### GOAL
Return the material exactly as supplied, apart from the pictures, which are omitted.

***

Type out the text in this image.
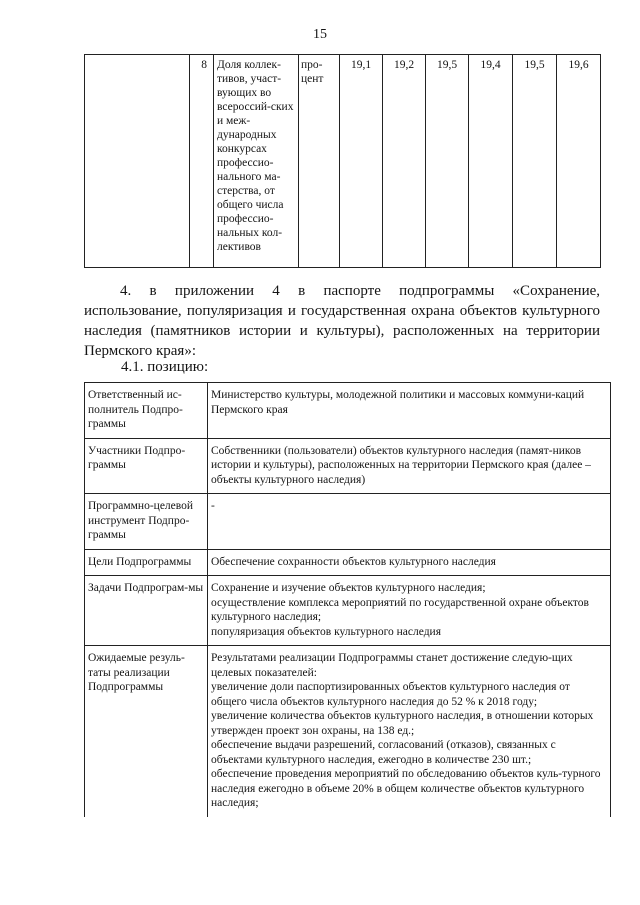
15
	8	Доля коллек-тивов, участ-вующих во всероссий-ских и меж-дународных конкурсах профессио-нального ма-стерства, от общего числа профессио-нальных кол-лективов	про-цент	19,1	19,2	19,5	19,4	19,5	19,6

4. в приложении 4 в паспорте подпрограммы «Сохранение,

использование, популяризация и государственная охрана объектов культурного наследия (памятников истории и культуры), расположенных на территории Пермского края»:

4.1. позицию:
Ответственный ис-полнитель Подпро-граммы	Министерство культуры, молодежной политики и массовых коммуни-каций Пермского края

Участники Подпро-граммы	Собственники (пользователи) объектов культурного наследия (памят-ников истории и культуры), расположенных на территории Пермского края (далее – объекты культурного наследия)

Программно-целевой инструмент Подпро-граммы	-

Цели Подпрограммы	Обеспечение сохранности объектов культурного наследия

Задачи Подпрограм-мы	Сохранение и изучение объектов культурного наследия;
осуществление комплекса мероприятий по государственной охране объектов культурного наследия;
популяризация объектов культурного наследия

Ожидаемые резуль-таты реализации Подпрограммы	Результатами реализации Подпрограммы станет достижение следую-щих целевых показателей:
увеличение доли паспортизированных объектов культурного наследия от общего числа объектов культурного наследия до 52 % к 2018 году;
увеличение количества объектов культурного наследия, в отношении которых утвержден проект зон охраны, на 138 ед.;
обеспечение выдачи разрешений, согласований (отказов), связанных с объектами культурного наследия, ежегодно в количестве 230 шт.;
обеспечение проведения мероприятий по обследованию объектов куль-турного наследия ежегодно в объеме 20% в общем количестве объектов культурного наследия;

***

### RESULT
Type out the text in this image.
15
	8	Доля коллек-тивов, участ-вующих во всероссий-ских и меж-дународных конкурсах профессио-нального ма-стерства, от общего числа профессио-нальных кол-лективов	про-цент	19,1	19,2	19,5	19,4	19,5	19,6

4. в приложении 4 в паспорте подпрограммы «Сохранение,

использование, популяризация и государственная охрана объектов культурного наследия (памятников истории и культуры), расположенных на территории Пермского края»:

4.1. позицию:
Ответственный ис-полнитель Подпро-граммы	Министерство культуры, молодежной политики и массовых коммуни-каций Пермского края

Участники Подпро-граммы	Собственники (пользователи) объектов культурного наследия (памят-ников истории и культуры), расположенных на территории Пермского края (далее – объекты культурного наследия)

Программно-целевой инструмент Подпро-граммы	-

Цели Подпрограммы	Обеспечение сохранности объектов культурного наследия

Задачи Подпрограм-мы	Сохранение и изучение объектов культурного наследия;
осуществление комплекса мероприятий по государственной охране объектов культурного наследия;
популяризация объектов культурного наследия

Ожидаемые резуль-таты реализации Подпрограммы	Результатами реализации Подпрограммы станет достижение следую-щих целевых показателей:
увеличение доли паспортизированных объектов культурного наследия от общего числа объектов культурного наследия до 52 % к 2018 году;
увеличение количества объектов культурного наследия, в отношении которых утвержден проект зон охраны, на 138 ед.;
обеспечение выдачи разрешений, согласований (отказов), связанных с объектами культурного наследия, ежегодно в количестве 230 шт.;
обеспечение проведения мероприятий по обследованию объектов куль-турного наследия ежегодно в объеме 20% в общем количестве объектов культурного наследия;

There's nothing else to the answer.